» **STATED EXERCISE**
Omit the images, then print each record below exactly as it reads.

[START EXTRACTED RECORDS]

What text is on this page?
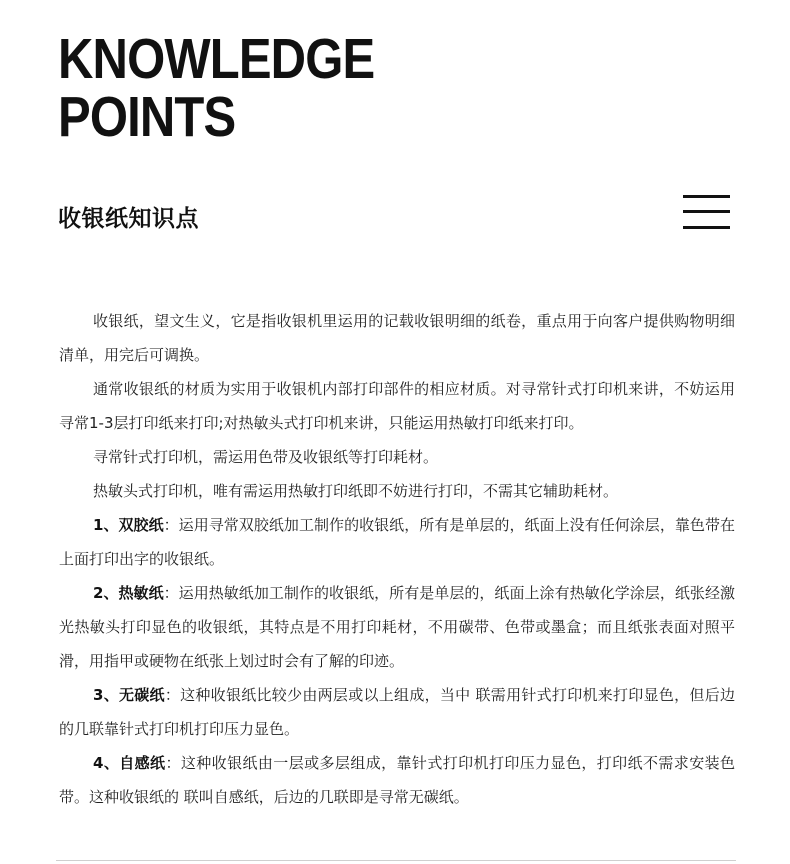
KNOWLEDGE
POINTS
收银纸知识点

收银纸，望文生义，它是指收银机里运用的记载收银明细的纸卷，重点用于向客户提供购物明细清单，用完后可调换。

通常收银纸的材质为实用于收银机内部打印部件的相应材质。对寻常针式打印机来讲，不妨运用寻常1-3层打印纸来打印;对热敏头式打印机来讲，只能运用热敏打印纸来打印。

寻常针式打印机，需运用色带及收银纸等打印耗材。

热敏头式打印机，唯有需运用热敏打印纸即不妨进行打印，不需其它辅助耗材。

1、双胶纸：运用寻常双胶纸加工制作的收银纸，所有是单层的，纸面上没有任何涂层，靠色带在上面打印出字的收银纸。

2、热敏纸：运用热敏纸加工制作的收银纸，所有是单层的，纸面上涂有热敏化学涂层，纸张经激光热敏头打印显色的收银纸，其特点是不用打印耗材，不用碳带、色带或墨盒；而且纸张表面对照平滑，用指甲或硬物在纸张上划过时会有了解的印迹。

3、无碳纸：这种收银纸比较少由两层或以上组成，当中 联需用针式打印机来打印显色，但后边的几联靠针式打印机打印压力显色。

4、自感纸：这种收银纸由一层或多层组成，靠针式打印机打印压力显色，打印纸不需求安装色带。这种收银纸的 联叫自感纸，后边的几联即是寻常无碳纸。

[END EXTRACTED RECORDS]

» **SOLUTION TO THIS PROBLEM**
What text is on this page?
KNOWLEDGE
POINTS
收银纸知识点

收银纸，望文生义，它是指收银机里运用的记载收银明细的纸卷，重点用于向客户提供购物明细清单，用完后可调换。

通常收银纸的材质为实用于收银机内部打印部件的相应材质。对寻常针式打印机来讲，不妨运用寻常1-3层打印纸来打印;对热敏头式打印机来讲，只能运用热敏打印纸来打印。

寻常针式打印机，需运用色带及收银纸等打印耗材。

热敏头式打印机，唯有需运用热敏打印纸即不妨进行打印，不需其它辅助耗材。

1、双胶纸：运用寻常双胶纸加工制作的收银纸，所有是单层的，纸面上没有任何涂层，靠色带在上面打印出字的收银纸。

2、热敏纸：运用热敏纸加工制作的收银纸，所有是单层的，纸面上涂有热敏化学涂层，纸张经激光热敏头打印显色的收银纸，其特点是不用打印耗材，不用碳带、色带或墨盒；而且纸张表面对照平滑，用指甲或硬物在纸张上划过时会有了解的印迹。

3、无碳纸：这种收银纸比较少由两层或以上组成，当中 联需用针式打印机来打印显色，但后边的几联靠针式打印机打印压力显色。

4、自感纸：这种收银纸由一层或多层组成，靠针式打印机打印压力显色，打印纸不需求安装色带。这种收银纸的 联叫自感纸，后边的几联即是寻常无碳纸。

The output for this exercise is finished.